__Required work__.
Every line below is to be quoted exactly, with nothing added or dropped.

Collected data
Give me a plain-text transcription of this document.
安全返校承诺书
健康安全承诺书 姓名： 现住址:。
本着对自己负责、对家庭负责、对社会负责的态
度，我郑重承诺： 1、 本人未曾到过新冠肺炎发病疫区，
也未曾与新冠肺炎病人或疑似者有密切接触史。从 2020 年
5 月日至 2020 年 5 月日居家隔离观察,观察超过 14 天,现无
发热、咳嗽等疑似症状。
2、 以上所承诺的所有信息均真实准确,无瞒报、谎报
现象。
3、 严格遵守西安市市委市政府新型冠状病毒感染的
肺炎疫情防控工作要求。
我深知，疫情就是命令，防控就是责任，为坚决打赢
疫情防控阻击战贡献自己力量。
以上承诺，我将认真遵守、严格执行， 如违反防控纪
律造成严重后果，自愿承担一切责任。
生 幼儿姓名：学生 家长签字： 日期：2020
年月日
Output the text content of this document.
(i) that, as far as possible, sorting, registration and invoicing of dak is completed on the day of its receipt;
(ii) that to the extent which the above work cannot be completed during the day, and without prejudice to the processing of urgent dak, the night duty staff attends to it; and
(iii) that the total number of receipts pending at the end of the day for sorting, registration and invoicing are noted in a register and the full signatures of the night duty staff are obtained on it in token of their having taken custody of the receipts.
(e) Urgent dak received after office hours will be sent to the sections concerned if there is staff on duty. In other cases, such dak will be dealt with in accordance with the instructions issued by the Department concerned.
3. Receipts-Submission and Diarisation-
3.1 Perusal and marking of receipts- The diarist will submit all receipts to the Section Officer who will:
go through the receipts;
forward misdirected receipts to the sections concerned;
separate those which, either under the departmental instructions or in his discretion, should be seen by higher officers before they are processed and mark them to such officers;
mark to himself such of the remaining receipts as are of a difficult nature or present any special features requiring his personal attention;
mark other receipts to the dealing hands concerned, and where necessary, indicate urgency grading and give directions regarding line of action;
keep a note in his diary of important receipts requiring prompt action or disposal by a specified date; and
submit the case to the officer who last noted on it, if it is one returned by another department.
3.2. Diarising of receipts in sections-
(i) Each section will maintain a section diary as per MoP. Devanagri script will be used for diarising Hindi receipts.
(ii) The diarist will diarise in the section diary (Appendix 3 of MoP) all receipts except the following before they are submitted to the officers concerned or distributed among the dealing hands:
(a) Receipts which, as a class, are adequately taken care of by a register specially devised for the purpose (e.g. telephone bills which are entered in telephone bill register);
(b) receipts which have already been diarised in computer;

__Written response__.
Give me a plain-text transcription of this document.
安全返校承诺书
健康安全承诺书 姓名： 现住址:。
本着对自己负责、对家庭负责、对社会负责的态
度，我郑重承诺： 1、 本人未曾到过新冠肺炎发病疫区，
也未曾与新冠肺炎病人或疑似者有密切接触史。从 2020 年
5 月日至 2020 年 5 月日居家隔离观察,观察超过 14 天,现无
发热、咳嗽等疑似症状。
2、 以上所承诺的所有信息均真实准确,无瞒报、谎报
现象。
3、 严格遵守西安市市委市政府新型冠状病毒感染的
肺炎疫情防控工作要求。
我深知，疫情就是命令，防控就是责任，为坚决打赢
疫情防控阻击战贡献自己力量。
以上承诺，我将认真遵守、严格执行， 如违反防控纪
律造成严重后果，自愿承担一切责任。
生 幼儿姓名：学生 家长签字： 日期：2020
年月日
Output the text content of this document.
(i) that, as far as possible, sorting, registration and invoicing of dak is completed on the day of its receipt;
(ii) that to the extent which the above work cannot be completed during the day, and without prejudice to the processing of urgent dak, the night duty staff attends to it; and
(iii) that the total number of receipts pending at the end of the day for sorting, registration and invoicing are noted in a register and the full signatures of the night duty staff are obtained on it in token of their having taken custody of the receipts.
(e) Urgent dak received after office hours will be sent to the sections concerned if there is staff on duty. In other cases, such dak will be dealt with in accordance with the instructions issued by the Department concerned.
3. Receipts-Submission and Diarisation-
3.1 Perusal and marking of receipts- The diarist will submit all receipts to the Section Officer who will:
go through the receipts;
forward misdirected receipts to the sections concerned;
separate those which, either under the departmental instructions or in his discretion, should be seen by higher officers before they are processed and mark them to such officers;
mark to himself such of the remaining receipts as are of a difficult nature or present any special features requiring his personal attention;
mark other receipts to the dealing hands concerned, and where necessary, indicate urgency grading and give directions regarding line of action;
keep a note in his diary of important receipts requiring prompt action or disposal by a specified date; and
submit the case to the officer who last noted on it, if it is one returned by another department.
3.2. Diarising of receipts in sections-
(i) Each section will maintain a section diary as per MoP. Devanagri script will be used for diarising Hindi receipts.
(ii) The diarist will diarise in the section diary (Appendix 3 of MoP) all receipts except the following before they are submitted to the officers concerned or distributed among the dealing hands:
(a) Receipts which, as a class, are adequately taken care of by a register specially devised for the purpose (e.g. telephone bills which are entered in telephone bill register);
(b) receipts which have already been diarised in computer;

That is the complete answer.